• _ABOUT THIS EXERCISE_
Your answer must be the listing, given again word for word.

• _THE DATA_
☆ ☆ ☆ ☆ ☆

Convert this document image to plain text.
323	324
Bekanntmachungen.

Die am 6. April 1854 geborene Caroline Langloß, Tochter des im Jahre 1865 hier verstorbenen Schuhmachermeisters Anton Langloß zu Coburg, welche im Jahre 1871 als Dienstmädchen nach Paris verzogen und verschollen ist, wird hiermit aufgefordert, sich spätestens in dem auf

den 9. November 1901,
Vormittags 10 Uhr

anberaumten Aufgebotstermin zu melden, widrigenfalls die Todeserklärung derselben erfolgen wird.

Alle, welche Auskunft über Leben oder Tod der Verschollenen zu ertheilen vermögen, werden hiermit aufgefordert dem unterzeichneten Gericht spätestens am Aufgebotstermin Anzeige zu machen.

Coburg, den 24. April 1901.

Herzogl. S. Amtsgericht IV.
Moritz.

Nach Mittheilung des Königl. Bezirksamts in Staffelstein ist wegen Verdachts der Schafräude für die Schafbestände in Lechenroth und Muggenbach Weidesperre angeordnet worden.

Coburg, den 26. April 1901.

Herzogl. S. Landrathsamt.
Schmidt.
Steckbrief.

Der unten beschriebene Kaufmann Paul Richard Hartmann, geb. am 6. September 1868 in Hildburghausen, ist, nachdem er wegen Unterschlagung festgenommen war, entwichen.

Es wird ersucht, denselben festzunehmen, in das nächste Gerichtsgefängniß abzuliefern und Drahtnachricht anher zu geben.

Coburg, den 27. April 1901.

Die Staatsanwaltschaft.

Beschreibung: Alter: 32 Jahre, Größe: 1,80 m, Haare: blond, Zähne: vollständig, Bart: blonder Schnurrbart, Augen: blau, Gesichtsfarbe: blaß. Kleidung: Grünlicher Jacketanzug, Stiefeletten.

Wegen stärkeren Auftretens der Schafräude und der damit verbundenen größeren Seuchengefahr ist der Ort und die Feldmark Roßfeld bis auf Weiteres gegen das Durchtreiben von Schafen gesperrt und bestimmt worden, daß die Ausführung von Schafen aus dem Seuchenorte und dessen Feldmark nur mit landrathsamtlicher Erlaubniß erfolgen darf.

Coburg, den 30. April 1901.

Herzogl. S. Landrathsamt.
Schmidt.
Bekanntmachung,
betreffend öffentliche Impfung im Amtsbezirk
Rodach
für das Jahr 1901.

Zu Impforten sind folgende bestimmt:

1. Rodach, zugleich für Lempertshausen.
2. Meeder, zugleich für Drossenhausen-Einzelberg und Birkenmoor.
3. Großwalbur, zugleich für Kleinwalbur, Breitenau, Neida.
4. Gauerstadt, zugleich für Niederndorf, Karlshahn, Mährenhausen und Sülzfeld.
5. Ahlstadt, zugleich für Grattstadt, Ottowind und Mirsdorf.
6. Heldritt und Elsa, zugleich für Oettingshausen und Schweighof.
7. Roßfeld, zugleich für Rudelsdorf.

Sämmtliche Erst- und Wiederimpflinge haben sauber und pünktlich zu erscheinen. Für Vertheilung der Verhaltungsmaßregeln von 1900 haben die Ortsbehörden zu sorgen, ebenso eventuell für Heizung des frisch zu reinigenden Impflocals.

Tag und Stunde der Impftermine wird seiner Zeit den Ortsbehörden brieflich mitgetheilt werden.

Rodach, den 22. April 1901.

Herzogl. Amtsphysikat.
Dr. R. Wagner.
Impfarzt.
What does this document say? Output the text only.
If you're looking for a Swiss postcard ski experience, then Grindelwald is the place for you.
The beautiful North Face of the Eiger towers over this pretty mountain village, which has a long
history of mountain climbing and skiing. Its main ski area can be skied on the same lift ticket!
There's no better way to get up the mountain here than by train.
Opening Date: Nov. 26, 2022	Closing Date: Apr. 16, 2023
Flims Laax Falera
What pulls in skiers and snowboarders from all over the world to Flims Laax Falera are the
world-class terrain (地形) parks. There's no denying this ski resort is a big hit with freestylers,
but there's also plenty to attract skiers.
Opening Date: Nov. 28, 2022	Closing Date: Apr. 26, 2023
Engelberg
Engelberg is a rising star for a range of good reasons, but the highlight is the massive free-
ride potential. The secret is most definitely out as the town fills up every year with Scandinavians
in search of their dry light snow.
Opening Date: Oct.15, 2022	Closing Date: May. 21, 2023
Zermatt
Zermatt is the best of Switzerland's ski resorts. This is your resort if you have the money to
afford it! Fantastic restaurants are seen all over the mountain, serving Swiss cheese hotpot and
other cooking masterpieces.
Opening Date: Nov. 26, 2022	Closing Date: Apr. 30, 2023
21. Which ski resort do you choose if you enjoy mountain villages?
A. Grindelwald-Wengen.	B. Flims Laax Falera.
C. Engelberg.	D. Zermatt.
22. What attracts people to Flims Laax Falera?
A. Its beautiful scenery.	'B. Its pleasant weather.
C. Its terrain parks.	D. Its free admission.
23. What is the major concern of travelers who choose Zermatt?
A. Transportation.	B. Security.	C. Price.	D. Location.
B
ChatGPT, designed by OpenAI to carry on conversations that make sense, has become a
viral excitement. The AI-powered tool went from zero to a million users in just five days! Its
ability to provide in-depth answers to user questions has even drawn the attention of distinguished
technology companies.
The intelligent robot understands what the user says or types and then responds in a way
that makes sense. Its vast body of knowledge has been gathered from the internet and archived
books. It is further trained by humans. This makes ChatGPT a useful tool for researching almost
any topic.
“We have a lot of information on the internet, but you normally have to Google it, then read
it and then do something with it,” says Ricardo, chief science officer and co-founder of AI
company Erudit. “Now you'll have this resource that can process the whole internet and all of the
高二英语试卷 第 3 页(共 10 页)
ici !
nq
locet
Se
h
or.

☆ ☆ ☆ ☆ ☆

• _WRITTEN RESPONSE_
Convert this document image to plain text.
323	324
Bekanntmachungen.

Die am 6. April 1854 geborene Caroline Langloß, Tochter des im Jahre 1865 hier verstorbenen Schuhmachermeisters Anton Langloß zu Coburg, welche im Jahre 1871 als Dienstmädchen nach Paris verzogen und verschollen ist, wird hiermit aufgefordert, sich spätestens in dem auf

den 9. November 1901,
Vormittags 10 Uhr

anberaumten Aufgebotstermin zu melden, widrigenfalls die Todeserklärung derselben erfolgen wird.

Alle, welche Auskunft über Leben oder Tod der Verschollenen zu ertheilen vermögen, werden hiermit aufgefordert dem unterzeichneten Gericht spätestens am Aufgebotstermin Anzeige zu machen.

Coburg, den 24. April 1901.

Herzogl. S. Amtsgericht IV.
Moritz.

Nach Mittheilung des Königl. Bezirksamts in Staffelstein ist wegen Verdachts der Schafräude für die Schafbestände in Lechenroth und Muggenbach Weidesperre angeordnet worden.

Coburg, den 26. April 1901.

Herzogl. S. Landrathsamt.
Schmidt.
Steckbrief.

Der unten beschriebene Kaufmann Paul Richard Hartmann, geb. am 6. September 1868 in Hildburghausen, ist, nachdem er wegen Unterschlagung festgenommen war, entwichen.

Es wird ersucht, denselben festzunehmen, in das nächste Gerichtsgefängniß abzuliefern und Drahtnachricht anher zu geben.

Coburg, den 27. April 1901.

Die Staatsanwaltschaft.

Beschreibung: Alter: 32 Jahre, Größe: 1,80 m, Haare: blond, Zähne: vollständig, Bart: blonder Schnurrbart, Augen: blau, Gesichtsfarbe: blaß. Kleidung: Grünlicher Jacketanzug, Stiefeletten.

Wegen stärkeren Auftretens der Schafräude und der damit verbundenen größeren Seuchengefahr ist der Ort und die Feldmark Roßfeld bis auf Weiteres gegen das Durchtreiben von Schafen gesperrt und bestimmt worden, daß die Ausführung von Schafen aus dem Seuchenorte und dessen Feldmark nur mit landrathsamtlicher Erlaubniß erfolgen darf.

Coburg, den 30. April 1901.

Herzogl. S. Landrathsamt.
Schmidt.
Bekanntmachung,
betreffend öffentliche Impfung im Amtsbezirk
Rodach
für das Jahr 1901.

Zu Impforten sind folgende bestimmt:

1. Rodach, zugleich für Lempertshausen.
2. Meeder, zugleich für Drossenhausen-Einzelberg und Birkenmoor.
3. Großwalbur, zugleich für Kleinwalbur, Breitenau, Neida.
4. Gauerstadt, zugleich für Niederndorf, Karlshahn, Mährenhausen und Sülzfeld.
5. Ahlstadt, zugleich für Grattstadt, Ottowind und Mirsdorf.
6. Heldritt und Elsa, zugleich für Oettingshausen und Schweighof.
7. Roßfeld, zugleich für Rudelsdorf.

Sämmtliche Erst- und Wiederimpflinge haben sauber und pünktlich zu erscheinen. Für Vertheilung der Verhaltungsmaßregeln von 1900 haben die Ortsbehörden zu sorgen, ebenso eventuell für Heizung des frisch zu reinigenden Impflocals.

Tag und Stunde der Impftermine wird seiner Zeit den Ortsbehörden brieflich mitgetheilt werden.

Rodach, den 22. April 1901.

Herzogl. Amtsphysikat.
Dr. R. Wagner.
Impfarzt.
What does this document say? Output the text only.
If you're looking for a Swiss postcard ski experience, then Grindelwald is the place for you.
The beautiful North Face of the Eiger towers over this pretty mountain village, which has a long
history of mountain climbing and skiing. Its main ski area can be skied on the same lift ticket!
There's no better way to get up the mountain here than by train.
Opening Date: Nov. 26, 2022	Closing Date: Apr. 16, 2023
Flims Laax Falera
What pulls in skiers and snowboarders from all over the world to Flims Laax Falera are the
world-class terrain (地形) parks. There's no denying this ski resort is a big hit with freestylers,
but there's also plenty to attract skiers.
Opening Date: Nov. 28, 2022	Closing Date: Apr. 26, 2023
Engelberg
Engelberg is a rising star for a range of good reasons, but the highlight is the massive free-
ride potential. The secret is most definitely out as the town fills up every year with Scandinavians
in search of their dry light snow.
Opening Date: Oct.15, 2022	Closing Date: May. 21, 2023
Zermatt
Zermatt is the best of Switzerland's ski resorts. This is your resort if you have the money to
afford it! Fantastic restaurants are seen all over the mountain, serving Swiss cheese hotpot and
other cooking masterpieces.
Opening Date: Nov. 26, 2022	Closing Date: Apr. 30, 2023
21. Which ski resort do you choose if you enjoy mountain villages?
A. Grindelwald-Wengen.	B. Flims Laax Falera.
C. Engelberg.	D. Zermatt.
22. What attracts people to Flims Laax Falera?
A. Its beautiful scenery.	'B. Its pleasant weather.
C. Its terrain parks.	D. Its free admission.
23. What is the major concern of travelers who choose Zermatt?
A. Transportation.	B. Security.	C. Price.	D. Location.
B
ChatGPT, designed by OpenAI to carry on conversations that make sense, has become a
viral excitement. The AI-powered tool went from zero to a million users in just five days! Its
ability to provide in-depth answers to user questions has even drawn the attention of distinguished
technology companies.
The intelligent robot understands what the user says or types and then responds in a way
that makes sense. Its vast body of knowledge has been gathered from the internet and archived
books. It is further trained by humans. This makes ChatGPT a useful tool for researching almost
any topic.
“We have a lot of information on the internet, but you normally have to Google it, then read
it and then do something with it,” says Ricardo, chief science officer and co-founder of AI
company Erudit. “Now you'll have this resource that can process the whole internet and all of the
高二英语试卷 第 3 页(共 10 页)
ici !
nq
locet
Se
h
or.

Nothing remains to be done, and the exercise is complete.